Problem requirements: Report how many lines hold the string "Veiller". Give the number and nothing else.

(Records contained in a dataset)
_ _ _ _

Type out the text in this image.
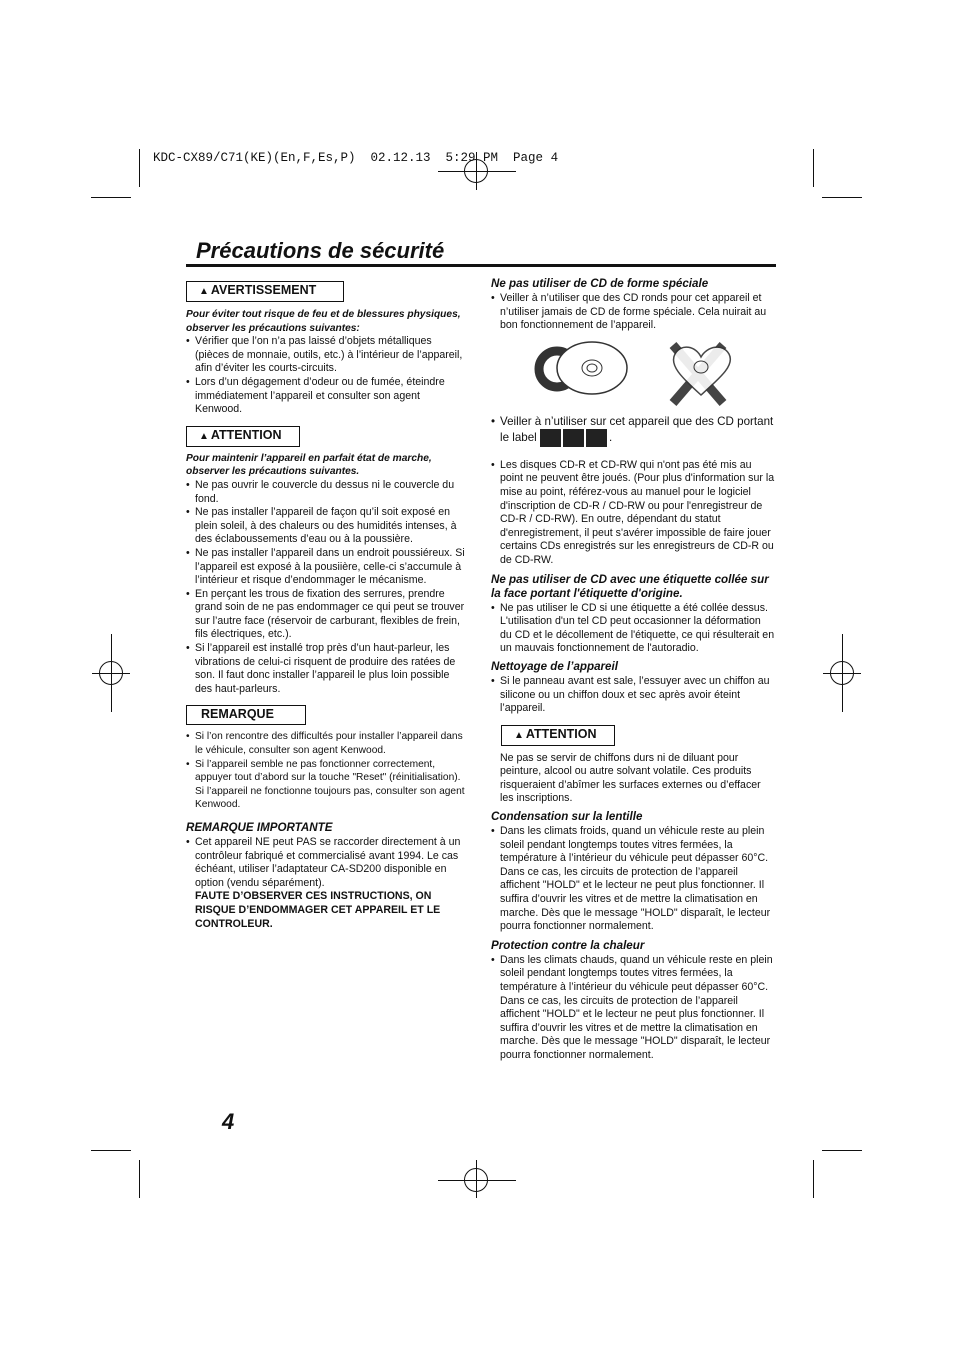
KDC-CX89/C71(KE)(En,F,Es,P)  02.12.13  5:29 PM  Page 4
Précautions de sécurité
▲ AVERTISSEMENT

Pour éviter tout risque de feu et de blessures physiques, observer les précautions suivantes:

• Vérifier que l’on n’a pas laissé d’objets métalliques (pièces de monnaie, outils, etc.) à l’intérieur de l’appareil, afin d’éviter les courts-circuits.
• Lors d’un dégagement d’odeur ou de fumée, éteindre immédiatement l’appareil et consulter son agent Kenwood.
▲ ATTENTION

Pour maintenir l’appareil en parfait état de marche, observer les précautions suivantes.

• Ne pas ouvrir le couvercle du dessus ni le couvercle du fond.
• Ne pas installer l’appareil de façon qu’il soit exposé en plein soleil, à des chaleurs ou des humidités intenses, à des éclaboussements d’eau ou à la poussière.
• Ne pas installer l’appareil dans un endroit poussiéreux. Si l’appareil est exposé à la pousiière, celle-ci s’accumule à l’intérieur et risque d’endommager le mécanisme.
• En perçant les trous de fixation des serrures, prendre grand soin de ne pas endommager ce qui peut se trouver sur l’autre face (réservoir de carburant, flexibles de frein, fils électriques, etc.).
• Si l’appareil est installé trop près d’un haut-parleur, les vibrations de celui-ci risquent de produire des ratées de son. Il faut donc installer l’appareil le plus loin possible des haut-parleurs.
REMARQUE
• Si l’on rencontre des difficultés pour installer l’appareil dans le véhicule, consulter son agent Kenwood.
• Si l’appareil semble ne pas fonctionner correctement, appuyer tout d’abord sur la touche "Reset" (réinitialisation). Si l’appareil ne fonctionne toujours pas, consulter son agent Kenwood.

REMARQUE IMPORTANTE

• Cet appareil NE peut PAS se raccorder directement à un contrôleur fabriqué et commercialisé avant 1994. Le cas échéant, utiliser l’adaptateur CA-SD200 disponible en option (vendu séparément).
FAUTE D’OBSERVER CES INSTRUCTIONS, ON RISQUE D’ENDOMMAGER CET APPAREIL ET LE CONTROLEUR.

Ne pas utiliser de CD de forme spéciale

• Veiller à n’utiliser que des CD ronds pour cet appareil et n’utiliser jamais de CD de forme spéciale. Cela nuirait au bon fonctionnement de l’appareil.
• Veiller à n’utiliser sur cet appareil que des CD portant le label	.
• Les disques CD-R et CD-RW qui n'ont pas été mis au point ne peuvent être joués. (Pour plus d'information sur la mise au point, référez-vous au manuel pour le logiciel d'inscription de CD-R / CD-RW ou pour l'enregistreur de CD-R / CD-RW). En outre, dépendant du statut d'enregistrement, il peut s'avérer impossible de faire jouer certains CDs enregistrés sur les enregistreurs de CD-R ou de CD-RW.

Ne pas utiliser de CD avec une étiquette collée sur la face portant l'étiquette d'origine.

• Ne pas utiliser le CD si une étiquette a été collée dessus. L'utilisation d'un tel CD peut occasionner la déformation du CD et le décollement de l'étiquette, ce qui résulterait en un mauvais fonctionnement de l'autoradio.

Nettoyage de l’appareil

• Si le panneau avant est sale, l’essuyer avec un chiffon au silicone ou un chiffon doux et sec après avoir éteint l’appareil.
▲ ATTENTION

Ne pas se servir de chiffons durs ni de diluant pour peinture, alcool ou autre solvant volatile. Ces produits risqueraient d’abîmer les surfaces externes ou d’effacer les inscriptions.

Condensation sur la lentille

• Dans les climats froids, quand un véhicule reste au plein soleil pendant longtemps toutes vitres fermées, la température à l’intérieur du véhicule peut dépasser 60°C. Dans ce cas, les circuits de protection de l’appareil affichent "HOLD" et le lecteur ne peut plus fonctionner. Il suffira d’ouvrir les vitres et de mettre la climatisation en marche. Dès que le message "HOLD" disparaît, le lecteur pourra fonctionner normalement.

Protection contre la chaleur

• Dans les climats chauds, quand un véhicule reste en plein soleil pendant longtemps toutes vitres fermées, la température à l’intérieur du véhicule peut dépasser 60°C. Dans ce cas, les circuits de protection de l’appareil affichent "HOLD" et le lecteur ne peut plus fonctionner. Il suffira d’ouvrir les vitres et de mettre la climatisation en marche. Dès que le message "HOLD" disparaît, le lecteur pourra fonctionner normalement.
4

_ _ _ _

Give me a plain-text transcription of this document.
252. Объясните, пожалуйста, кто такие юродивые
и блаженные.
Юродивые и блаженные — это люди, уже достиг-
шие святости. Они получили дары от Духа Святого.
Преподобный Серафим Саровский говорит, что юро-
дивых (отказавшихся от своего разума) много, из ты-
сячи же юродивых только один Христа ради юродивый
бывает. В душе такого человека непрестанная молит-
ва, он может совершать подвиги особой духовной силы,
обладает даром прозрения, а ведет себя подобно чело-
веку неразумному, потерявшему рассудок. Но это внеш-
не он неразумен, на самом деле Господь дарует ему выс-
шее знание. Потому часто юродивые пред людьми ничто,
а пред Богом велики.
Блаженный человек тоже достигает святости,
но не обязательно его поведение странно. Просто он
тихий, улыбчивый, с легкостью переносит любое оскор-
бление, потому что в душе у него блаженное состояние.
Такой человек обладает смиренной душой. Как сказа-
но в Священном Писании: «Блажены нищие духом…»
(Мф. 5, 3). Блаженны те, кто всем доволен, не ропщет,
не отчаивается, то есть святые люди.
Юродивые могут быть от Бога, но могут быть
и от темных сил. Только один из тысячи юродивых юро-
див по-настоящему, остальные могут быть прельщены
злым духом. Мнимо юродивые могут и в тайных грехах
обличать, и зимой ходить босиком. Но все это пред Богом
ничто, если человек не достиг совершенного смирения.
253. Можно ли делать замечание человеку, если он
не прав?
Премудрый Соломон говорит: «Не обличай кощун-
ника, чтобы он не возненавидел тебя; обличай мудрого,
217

_ _ _ _

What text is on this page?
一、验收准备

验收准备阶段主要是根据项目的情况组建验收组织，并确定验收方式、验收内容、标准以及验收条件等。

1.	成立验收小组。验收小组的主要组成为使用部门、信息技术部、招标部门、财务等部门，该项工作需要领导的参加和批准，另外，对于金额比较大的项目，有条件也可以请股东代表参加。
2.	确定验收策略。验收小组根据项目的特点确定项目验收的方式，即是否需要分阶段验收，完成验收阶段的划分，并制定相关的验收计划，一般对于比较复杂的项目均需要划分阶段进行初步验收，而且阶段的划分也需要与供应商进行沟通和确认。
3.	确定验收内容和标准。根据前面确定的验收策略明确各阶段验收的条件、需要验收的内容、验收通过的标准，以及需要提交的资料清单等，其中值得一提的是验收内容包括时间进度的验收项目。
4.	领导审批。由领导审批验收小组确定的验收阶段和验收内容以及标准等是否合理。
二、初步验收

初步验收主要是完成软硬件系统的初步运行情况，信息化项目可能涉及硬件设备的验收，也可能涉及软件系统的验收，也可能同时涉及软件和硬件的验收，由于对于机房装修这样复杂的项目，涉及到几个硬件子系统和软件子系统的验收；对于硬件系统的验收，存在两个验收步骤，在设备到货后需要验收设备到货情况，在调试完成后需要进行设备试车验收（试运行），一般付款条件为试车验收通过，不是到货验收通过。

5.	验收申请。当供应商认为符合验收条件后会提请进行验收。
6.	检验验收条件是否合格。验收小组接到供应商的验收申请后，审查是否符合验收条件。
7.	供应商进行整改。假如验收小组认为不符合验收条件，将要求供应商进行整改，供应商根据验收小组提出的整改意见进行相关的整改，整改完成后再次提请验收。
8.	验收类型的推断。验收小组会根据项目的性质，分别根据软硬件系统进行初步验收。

_ _ _ _

Problem solution: 2